### Your instructions
All of the entries need to be written out again, exactly as they are.
========
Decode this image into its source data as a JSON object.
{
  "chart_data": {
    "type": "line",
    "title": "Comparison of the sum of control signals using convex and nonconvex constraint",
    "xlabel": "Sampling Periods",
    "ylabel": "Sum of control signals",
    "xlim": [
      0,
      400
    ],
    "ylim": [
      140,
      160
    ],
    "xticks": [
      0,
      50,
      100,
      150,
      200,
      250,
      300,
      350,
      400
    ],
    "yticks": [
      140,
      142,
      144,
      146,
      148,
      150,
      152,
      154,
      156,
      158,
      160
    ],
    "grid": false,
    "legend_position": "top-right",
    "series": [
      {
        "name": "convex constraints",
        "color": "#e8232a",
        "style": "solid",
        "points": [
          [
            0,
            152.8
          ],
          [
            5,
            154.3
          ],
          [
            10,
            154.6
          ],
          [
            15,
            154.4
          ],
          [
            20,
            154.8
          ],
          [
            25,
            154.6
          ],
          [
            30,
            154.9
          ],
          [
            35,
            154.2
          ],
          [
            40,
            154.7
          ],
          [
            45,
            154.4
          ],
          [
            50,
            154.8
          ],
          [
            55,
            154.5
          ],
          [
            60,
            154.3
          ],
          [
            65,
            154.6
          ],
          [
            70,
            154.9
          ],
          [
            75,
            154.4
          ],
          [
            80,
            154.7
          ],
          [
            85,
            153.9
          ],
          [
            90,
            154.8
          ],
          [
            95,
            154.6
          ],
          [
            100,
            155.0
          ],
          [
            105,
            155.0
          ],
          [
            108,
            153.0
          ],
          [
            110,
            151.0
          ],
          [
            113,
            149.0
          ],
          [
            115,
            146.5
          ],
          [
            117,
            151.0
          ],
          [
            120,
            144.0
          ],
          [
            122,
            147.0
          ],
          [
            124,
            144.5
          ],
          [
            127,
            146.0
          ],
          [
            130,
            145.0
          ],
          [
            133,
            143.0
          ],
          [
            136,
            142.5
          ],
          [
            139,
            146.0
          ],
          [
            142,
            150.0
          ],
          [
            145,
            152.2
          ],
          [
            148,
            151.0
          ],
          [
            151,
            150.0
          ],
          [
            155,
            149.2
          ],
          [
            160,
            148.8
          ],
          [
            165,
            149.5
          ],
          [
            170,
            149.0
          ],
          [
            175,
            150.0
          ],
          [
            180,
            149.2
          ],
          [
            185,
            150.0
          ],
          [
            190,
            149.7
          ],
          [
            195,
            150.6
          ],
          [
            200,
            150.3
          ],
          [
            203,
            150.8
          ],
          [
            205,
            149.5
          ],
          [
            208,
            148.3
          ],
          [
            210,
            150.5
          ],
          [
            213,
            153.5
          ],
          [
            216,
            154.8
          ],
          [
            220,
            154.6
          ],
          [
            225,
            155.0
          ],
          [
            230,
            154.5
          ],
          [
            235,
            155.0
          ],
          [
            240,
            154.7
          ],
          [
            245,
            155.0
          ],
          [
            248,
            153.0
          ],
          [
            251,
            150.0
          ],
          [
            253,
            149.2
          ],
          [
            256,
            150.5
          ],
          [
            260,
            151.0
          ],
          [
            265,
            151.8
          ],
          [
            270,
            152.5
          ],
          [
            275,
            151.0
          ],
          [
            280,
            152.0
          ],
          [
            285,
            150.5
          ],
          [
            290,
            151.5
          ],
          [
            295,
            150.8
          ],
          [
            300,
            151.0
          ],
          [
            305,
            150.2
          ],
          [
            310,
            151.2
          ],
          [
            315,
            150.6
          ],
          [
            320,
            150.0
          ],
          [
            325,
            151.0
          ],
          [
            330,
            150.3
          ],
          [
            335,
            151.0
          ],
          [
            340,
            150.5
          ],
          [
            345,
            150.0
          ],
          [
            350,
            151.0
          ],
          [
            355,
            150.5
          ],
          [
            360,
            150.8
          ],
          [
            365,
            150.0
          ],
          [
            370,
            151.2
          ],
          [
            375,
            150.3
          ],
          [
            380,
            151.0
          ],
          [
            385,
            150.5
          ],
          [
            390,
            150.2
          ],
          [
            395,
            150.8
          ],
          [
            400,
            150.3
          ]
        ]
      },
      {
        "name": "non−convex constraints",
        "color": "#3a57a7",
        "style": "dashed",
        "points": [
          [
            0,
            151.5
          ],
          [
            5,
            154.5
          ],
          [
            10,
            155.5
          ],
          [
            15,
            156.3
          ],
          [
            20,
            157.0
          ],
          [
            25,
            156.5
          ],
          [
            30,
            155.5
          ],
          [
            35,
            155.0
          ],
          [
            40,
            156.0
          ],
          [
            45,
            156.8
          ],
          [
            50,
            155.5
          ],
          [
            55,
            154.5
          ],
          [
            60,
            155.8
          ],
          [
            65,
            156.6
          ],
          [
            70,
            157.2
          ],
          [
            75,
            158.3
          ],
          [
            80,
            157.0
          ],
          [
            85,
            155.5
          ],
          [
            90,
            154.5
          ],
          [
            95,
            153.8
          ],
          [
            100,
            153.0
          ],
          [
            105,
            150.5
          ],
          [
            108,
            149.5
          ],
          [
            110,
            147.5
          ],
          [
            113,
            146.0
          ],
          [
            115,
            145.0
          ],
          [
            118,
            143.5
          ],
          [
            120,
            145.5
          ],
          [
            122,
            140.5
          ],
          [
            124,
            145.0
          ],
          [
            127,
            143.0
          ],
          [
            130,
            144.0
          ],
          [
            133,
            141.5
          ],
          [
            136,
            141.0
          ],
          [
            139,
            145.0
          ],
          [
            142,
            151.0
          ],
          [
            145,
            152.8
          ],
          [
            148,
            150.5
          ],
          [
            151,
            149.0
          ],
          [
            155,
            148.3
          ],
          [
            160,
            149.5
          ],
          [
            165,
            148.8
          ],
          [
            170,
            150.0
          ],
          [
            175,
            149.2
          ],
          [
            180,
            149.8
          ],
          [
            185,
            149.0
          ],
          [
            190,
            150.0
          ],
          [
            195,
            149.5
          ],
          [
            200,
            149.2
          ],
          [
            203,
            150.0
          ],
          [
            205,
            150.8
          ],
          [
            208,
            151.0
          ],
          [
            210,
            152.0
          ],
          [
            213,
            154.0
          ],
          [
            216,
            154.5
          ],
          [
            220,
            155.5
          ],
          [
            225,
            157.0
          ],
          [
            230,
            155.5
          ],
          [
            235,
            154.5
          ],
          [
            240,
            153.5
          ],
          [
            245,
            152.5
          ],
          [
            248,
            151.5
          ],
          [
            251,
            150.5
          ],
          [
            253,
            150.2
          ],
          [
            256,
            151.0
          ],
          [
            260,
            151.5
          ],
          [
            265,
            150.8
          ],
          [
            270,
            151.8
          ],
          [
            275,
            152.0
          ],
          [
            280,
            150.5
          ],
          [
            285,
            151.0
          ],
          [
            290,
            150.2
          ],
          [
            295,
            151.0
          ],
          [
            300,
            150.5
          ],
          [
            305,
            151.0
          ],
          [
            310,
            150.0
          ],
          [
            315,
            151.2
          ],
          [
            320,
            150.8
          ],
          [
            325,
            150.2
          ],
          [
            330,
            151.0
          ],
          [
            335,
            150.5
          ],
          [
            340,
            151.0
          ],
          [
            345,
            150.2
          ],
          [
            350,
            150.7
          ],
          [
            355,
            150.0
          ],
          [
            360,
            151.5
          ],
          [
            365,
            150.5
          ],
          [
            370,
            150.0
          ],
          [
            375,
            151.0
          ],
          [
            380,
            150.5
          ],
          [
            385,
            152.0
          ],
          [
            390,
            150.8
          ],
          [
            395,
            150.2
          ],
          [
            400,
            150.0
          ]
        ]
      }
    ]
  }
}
========
### Final result
Decode this image into its source data as a JSON object.
{
  "chart_data": {
    "type": "line",
    "title": "Comparison of the sum of control signals using convex and nonconvex constraint",
    "xlabel": "Sampling Periods",
    "ylabel": "Sum of control signals",
    "xlim": [
      0,
      400
    ],
    "ylim": [
      140,
      160
    ],
    "xticks": [
      0,
      50,
      100,
      150,
      200,
      250,
      300,
      350,
      400
    ],
    "yticks": [
      140,
      142,
      144,
      146,
      148,
      150,
      152,
      154,
      156,
      158,
      160
    ],
    "grid": false,
    "legend_position": "top-right",
    "series": [
      {
        "name": "convex constraints",
        "color": "#e8232a",
        "style": "solid",
        "points": [
          [
            0,
            152.8
          ],
          [
            5,
            154.3
          ],
          [
            10,
            154.6
          ],
          [
            15,
            154.4
          ],
          [
            20,
            154.8
          ],
          [
            25,
            154.6
          ],
          [
            30,
            154.9
          ],
          [
            35,
            154.2
          ],
          [
            40,
            154.7
          ],
          [
            45,
            154.4
          ],
          [
            50,
            154.8
          ],
          [
            55,
            154.5
          ],
          [
            60,
            154.3
          ],
          [
            65,
            154.6
          ],
          [
            70,
            154.9
          ],
          [
            75,
            154.4
          ],
          [
            80,
            154.7
          ],
          [
            85,
            153.9
          ],
          [
            90,
            154.8
          ],
          [
            95,
            154.6
          ],
          [
            100,
            155.0
          ],
          [
            105,
            155.0
          ],
          [
            108,
            153.0
          ],
          [
            110,
            151.0
          ],
          [
            113,
            149.0
          ],
          [
            115,
            146.5
          ],
          [
            117,
            151.0
          ],
          [
            120,
            144.0
          ],
          [
            122,
            147.0
          ],
          [
            124,
            144.5
          ],
          [
            127,
            146.0
          ],
          [
            130,
            145.0
          ],
          [
            133,
            143.0
          ],
          [
            136,
            142.5
          ],
          [
            139,
            146.0
          ],
          [
            142,
            150.0
          ],
          [
            145,
            152.2
          ],
          [
            148,
            151.0
          ],
          [
            151,
            150.0
          ],
          [
            155,
            149.2
          ],
          [
            160,
            148.8
          ],
          [
            165,
            149.5
          ],
          [
            170,
            149.0
          ],
          [
            175,
            150.0
          ],
          [
            180,
            149.2
          ],
          [
            185,
            150.0
          ],
          [
            190,
            149.7
          ],
          [
            195,
            150.6
          ],
          [
            200,
            150.3
          ],
          [
            203,
            150.8
          ],
          [
            205,
            149.5
          ],
          [
            208,
            148.3
          ],
          [
            210,
            150.5
          ],
          [
            213,
            153.5
          ],
          [
            216,
            154.8
          ],
          [
            220,
            154.6
          ],
          [
            225,
            155.0
          ],
          [
            230,
            154.5
          ],
          [
            235,
            155.0
          ],
          [
            240,
            154.7
          ],
          [
            245,
            155.0
          ],
          [
            248,
            153.0
          ],
          [
            251,
            150.0
          ],
          [
            253,
            149.2
          ],
          [
            256,
            150.5
          ],
          [
            260,
            151.0
          ],
          [
            265,
            151.8
          ],
          [
            270,
            152.5
          ],
          [
            275,
            151.0
          ],
          [
            280,
            152.0
          ],
          [
            285,
            150.5
          ],
          [
            290,
            151.5
          ],
          [
            295,
            150.8
          ],
          [
            300,
            151.0
          ],
          [
            305,
            150.2
          ],
          [
            310,
            151.2
          ],
          [
            315,
            150.6
          ],
          [
            320,
            150.0
          ],
          [
            325,
            151.0
          ],
          [
            330,
            150.3
          ],
          [
            335,
            151.0
          ],
          [
            340,
            150.5
          ],
          [
            345,
            150.0
          ],
          [
            350,
            151.0
          ],
          [
            355,
            150.5
          ],
          [
            360,
            150.8
          ],
          [
            365,
            150.0
          ],
          [
            370,
            151.2
          ],
          [
            375,
            150.3
          ],
          [
            380,
            151.0
          ],
          [
            385,
            150.5
          ],
          [
            390,
            150.2
          ],
          [
            395,
            150.8
          ],
          [
            400,
            150.3
          ]
        ]
      },
      {
        "name": "non−convex constraints",
        "color": "#3a57a7",
        "style": "dashed",
        "points": [
          [
            0,
            151.5
          ],
          [
            5,
            154.5
          ],
          [
            10,
            155.5
          ],
          [
            15,
            156.3
          ],
          [
            20,
            157.0
          ],
          [
            25,
            156.5
          ],
          [
            30,
            155.5
          ],
          [
            35,
            155.0
          ],
          [
            40,
            156.0
          ],
          [
            45,
            156.8
          ],
          [
            50,
            155.5
          ],
          [
            55,
            154.5
          ],
          [
            60,
            155.8
          ],
          [
            65,
            156.6
          ],
          [
            70,
            157.2
          ],
          [
            75,
            158.3
          ],
          [
            80,
            157.0
          ],
          [
            85,
            155.5
          ],
          [
            90,
            154.5
          ],
          [
            95,
            153.8
          ],
          [
            100,
            153.0
          ],
          [
            105,
            150.5
          ],
          [
            108,
            149.5
          ],
          [
            110,
            147.5
          ],
          [
            113,
            146.0
          ],
          [
            115,
            145.0
          ],
          [
            118,
            143.5
          ],
          [
            120,
            145.5
          ],
          [
            122,
            140.5
          ],
          [
            124,
            145.0
          ],
          [
            127,
            143.0
          ],
          [
            130,
            144.0
          ],
          [
            133,
            141.5
          ],
          [
            136,
            141.0
          ],
          [
            139,
            145.0
          ],
          [
            142,
            151.0
          ],
          [
            145,
            152.8
          ],
          [
            148,
            150.5
          ],
          [
            151,
            149.0
          ],
          [
            155,
            148.3
          ],
          [
            160,
            149.5
          ],
          [
            165,
            148.8
          ],
          [
            170,
            150.0
          ],
          [
            175,
            149.2
          ],
          [
            180,
            149.8
          ],
          [
            185,
            149.0
          ],
          [
            190,
            150.0
          ],
          [
            195,
            149.5
          ],
          [
            200,
            149.2
          ],
          [
            203,
            150.0
          ],
          [
            205,
            150.8
          ],
          [
            208,
            151.0
          ],
          [
            210,
            152.0
          ],
          [
            213,
            154.0
          ],
          [
            216,
            154.5
          ],
          [
            220,
            155.5
          ],
          [
            225,
            157.0
          ],
          [
            230,
            155.5
          ],
          [
            235,
            154.5
          ],
          [
            240,
            153.5
          ],
          [
            245,
            152.5
          ],
          [
            248,
            151.5
          ],
          [
            251,
            150.5
          ],
          [
            253,
            150.2
          ],
          [
            256,
            151.0
          ],
          [
            260,
            151.5
          ],
          [
            265,
            150.8
          ],
          [
            270,
            151.8
          ],
          [
            275,
            152.0
          ],
          [
            280,
            150.5
          ],
          [
            285,
            151.0
          ],
          [
            290,
            150.2
          ],
          [
            295,
            151.0
          ],
          [
            300,
            150.5
          ],
          [
            305,
            151.0
          ],
          [
            310,
            150.0
          ],
          [
            315,
            151.2
          ],
          [
            320,
            150.8
          ],
          [
            325,
            150.2
          ],
          [
            330,
            151.0
          ],
          [
            335,
            150.5
          ],
          [
            340,
            151.0
          ],
          [
            345,
            150.2
          ],
          [
            350,
            150.7
          ],
          [
            355,
            150.0
          ],
          [
            360,
            151.5
          ],
          [
            365,
            150.5
          ],
          [
            370,
            150.0
          ],
          [
            375,
            151.0
          ],
          [
            380,
            150.5
          ],
          [
            385,
            152.0
          ],
          [
            390,
            150.8
          ],
          [
            395,
            150.2
          ],
          [
            400,
            150.0
          ]
        ]
      }
    ]
  }
}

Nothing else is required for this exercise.